Aufgaben:
A. Welche Frequenz ist laut dem Forumsthread zum Echolot für seichte Gewässer gedacht?
B. Gib die Einträge vom Anfang bis einschließlich der Zeile mit „table-row[interactable] [13,872,641,894]“ erneut aus und ersetze darin „Southern California“ durch „Northern California“.

Vorliegender Text:
»»
# Echolot deuten und verstehen ...



## Markomanne (25. September 2013)

Hello Leute, #h

Letztes Wochenende war ich mit einem Freund und mit meinem 1. Echolot (Garmin 500c) das erste mal am Wasser. 2  Stunden lang spielten wir uns mit den Einstellungen des Echolotes. Am  Ende des Tripps habe ich mich mit allen möglichen Einstellmöglichkeiten  des Echolots beschäftigt und auch die meisten Verstanden. Auch ein  halbwegs gutes Bild ist mir gelungen, obwohl man sagen muss das ich noch  nicht weis was gut ist! 

Der Test am Wasser und viele verschiedene Aussagen im Net werfen viele  Fragen auf. Ich schreibe hier mal auf was ich bis jetzt so mitbekommen  habe. Wenn ich irgendwo falsch liege, bitte mich sofort korigieren!

- 77kHz sind für tiefe Gewässer
- 200khz sind für seichte Gewässer
- Das 500c kann 2 verschiedene Sendekegel verwenden, 60° & 120°,  sind diese an die 77kHz/200kHz gebunden oder kann es auch sein das bei  77kHz ein 120° Kegel ausgewählt ist?
- 60° - kleiner Kegel = für tiefe Gewässer
- 120° - großer Kegel = für flaches bis mitteltiefes Wasser
- bei trüben Wasser = Empfindlichkeit runter stellen
- klares Wasser = Empfindlichkeit hoch stellen
- weicher Boden = dunkle Färbung (blau-rot) |kopfkrat
- harter Boden = helle Färbung (gelb) |kopfkrat
- starkes Signal = gelb/grün
- schwaches Signal = blau
- hoher Ping = bei schnell Fahrt
- niedriger Ping = bei langsamer Fahrt

Gerade bei dem Punkt weicher oder harter Boden habe ich im Netz schon  einige Unterschiedliche Aussagen gehört. Natürlich ist mir klar das man  die Farbgebung nicht global betrachen kann, da es ja Schwarz/Weiß Echos  und auch Echos gibt bei denen man verschiedene Farbpaletten einstellen  kann. Aber wie sieht es mit der standard Farbeinstellung aus? Welche  Farbe bedeutet was? |kopfkrat|kopfkrat|kopfkrat

Würde mich sehr freuen wenn mich jemand "aufklärt"!  :m

lg


----------



## Carp_fisher (25. September 2013)

*AW: Echolot deuten und verstehen ...*

Hi
wie schon WF gesagt wurde ,schreib oder ruf den Jocky an.
Hab ich auch so gemacht:m.
Gruss CF


----------



## Markomanne (25. September 2013)

*AW: Echolot deuten und verstehen ...*


Jocky is ja wirklich überall bekannt


aber es kann ja nicht sein das in der ganzen Szene sich genau nur einer auskennt. Wenn ja, würde der Jocky den ganzen Tag nur herumtelefonieren und den Leuten erklären wie man das Echolot einschaltet! Das glaube ich aber nicht, es gibt sicher genug wissende hier im Forum! :m:m:m

Letzte Option ist natürlich der Echo-Guru ... aber jetzt haben mal andere die Chance einen Kollegen zu hefen :m:m:m


----------



## Carp_fisher (25. September 2013)
««
[Positionsdaten der Elemente]
»»
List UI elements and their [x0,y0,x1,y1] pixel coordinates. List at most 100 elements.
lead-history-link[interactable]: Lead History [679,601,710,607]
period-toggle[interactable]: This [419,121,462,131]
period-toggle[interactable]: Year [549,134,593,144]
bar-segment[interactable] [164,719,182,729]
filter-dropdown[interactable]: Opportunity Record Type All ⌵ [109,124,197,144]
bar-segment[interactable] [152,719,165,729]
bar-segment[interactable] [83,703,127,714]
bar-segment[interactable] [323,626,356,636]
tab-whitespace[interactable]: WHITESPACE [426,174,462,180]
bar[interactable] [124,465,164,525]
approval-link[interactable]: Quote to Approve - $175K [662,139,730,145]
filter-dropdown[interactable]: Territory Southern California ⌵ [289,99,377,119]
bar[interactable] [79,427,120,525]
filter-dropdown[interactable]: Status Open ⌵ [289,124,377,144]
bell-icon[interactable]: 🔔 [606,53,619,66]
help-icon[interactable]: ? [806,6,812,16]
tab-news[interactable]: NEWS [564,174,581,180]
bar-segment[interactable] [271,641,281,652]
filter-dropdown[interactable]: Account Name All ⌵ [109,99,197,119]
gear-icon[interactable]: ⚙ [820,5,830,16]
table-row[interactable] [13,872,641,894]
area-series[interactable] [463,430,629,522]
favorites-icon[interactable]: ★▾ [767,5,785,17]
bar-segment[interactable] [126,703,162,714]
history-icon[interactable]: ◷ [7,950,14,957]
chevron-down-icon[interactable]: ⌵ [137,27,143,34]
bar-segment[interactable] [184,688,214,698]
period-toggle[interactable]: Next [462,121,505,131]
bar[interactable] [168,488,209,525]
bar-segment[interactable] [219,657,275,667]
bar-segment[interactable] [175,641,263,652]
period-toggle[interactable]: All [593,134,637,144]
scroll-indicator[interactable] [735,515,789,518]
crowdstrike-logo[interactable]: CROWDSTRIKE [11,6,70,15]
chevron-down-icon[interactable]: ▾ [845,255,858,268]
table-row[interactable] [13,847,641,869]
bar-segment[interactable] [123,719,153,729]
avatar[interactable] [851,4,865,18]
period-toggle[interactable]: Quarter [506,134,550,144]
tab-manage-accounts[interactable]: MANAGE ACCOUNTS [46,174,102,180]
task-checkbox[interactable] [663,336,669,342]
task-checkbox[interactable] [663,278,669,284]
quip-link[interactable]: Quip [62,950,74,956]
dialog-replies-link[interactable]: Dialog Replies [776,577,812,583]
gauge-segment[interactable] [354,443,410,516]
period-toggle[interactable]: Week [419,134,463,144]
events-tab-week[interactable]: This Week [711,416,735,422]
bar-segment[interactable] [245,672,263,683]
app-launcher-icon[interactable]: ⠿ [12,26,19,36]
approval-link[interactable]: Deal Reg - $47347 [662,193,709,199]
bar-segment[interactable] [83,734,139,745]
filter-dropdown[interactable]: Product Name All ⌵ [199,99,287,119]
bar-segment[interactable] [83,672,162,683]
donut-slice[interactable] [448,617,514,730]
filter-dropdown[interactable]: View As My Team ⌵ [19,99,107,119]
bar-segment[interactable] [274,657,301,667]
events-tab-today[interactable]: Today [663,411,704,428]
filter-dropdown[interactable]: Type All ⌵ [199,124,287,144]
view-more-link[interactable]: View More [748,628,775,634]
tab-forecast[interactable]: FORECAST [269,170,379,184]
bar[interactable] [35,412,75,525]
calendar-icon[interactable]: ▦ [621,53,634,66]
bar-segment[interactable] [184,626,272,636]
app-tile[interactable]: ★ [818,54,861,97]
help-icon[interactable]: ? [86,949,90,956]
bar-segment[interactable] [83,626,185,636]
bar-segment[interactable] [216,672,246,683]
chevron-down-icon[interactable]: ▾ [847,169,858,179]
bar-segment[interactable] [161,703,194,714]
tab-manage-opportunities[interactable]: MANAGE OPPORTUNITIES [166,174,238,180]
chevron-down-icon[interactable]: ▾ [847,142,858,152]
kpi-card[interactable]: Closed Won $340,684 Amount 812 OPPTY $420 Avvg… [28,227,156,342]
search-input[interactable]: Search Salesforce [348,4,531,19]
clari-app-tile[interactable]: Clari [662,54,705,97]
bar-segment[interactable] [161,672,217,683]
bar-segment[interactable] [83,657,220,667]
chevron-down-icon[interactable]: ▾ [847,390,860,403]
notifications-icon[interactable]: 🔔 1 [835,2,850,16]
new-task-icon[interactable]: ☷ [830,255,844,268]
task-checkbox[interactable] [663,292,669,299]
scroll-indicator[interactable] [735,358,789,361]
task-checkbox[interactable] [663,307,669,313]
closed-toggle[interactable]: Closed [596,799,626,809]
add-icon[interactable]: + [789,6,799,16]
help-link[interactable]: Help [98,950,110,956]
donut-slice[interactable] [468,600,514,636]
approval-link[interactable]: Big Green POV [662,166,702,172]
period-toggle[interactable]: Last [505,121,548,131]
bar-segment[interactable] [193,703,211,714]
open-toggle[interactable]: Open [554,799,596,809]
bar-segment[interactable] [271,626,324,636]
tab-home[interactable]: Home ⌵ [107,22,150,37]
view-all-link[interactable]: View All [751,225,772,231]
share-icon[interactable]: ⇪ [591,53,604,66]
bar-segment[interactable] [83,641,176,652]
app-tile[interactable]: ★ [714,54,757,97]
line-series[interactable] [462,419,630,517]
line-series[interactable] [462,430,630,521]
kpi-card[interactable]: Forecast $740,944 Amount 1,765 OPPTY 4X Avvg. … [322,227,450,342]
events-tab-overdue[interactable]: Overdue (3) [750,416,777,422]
««
Lösungen:
A. 200 kHz

B.
List UI elements and their [x0,y0,x1,y1] pixel coordinates. List at most 100 elements.
lead-history-link[interactable]: Lead History [679,601,710,607]
period-toggle[interactable]: This [419,121,462,131]
period-toggle[interactable]: Year [549,134,593,144]
bar-segment[interactable] [164,719,182,729]
filter-dropdown[interactable]: Opportunity Record Type All ⌵ [109,124,197,144]
bar-segment[interactable] [152,719,165,729]
bar-segment[interactable] [83,703,127,714]
bar-segment[interactable] [323,626,356,636]
tab-whitespace[interactable]: WHITESPACE [426,174,462,180]
bar[interactable] [124,465,164,525]
approval-link[interactable]: Quote to Approve - $175K [662,139,730,145]
filter-dropdown[interactable]: Territory Northern California ⌵ [289,99,377,119]
bar[interactable] [79,427,120,525]
filter-dropdown[interactable]: Status Open ⌵ [289,124,377,144]
bell-icon[interactable]: 🔔 [606,53,619,66]
help-icon[interactable]: ? [806,6,812,16]
tab-news[interactable]: NEWS [564,174,581,180]
bar-segment[interactable] [271,641,281,652]
filter-dropdown[interactable]: Account Name All ⌵ [109,99,197,119]
gear-icon[interactable]: ⚙ [820,5,830,16]
table-row[interactable] [13,872,641,894]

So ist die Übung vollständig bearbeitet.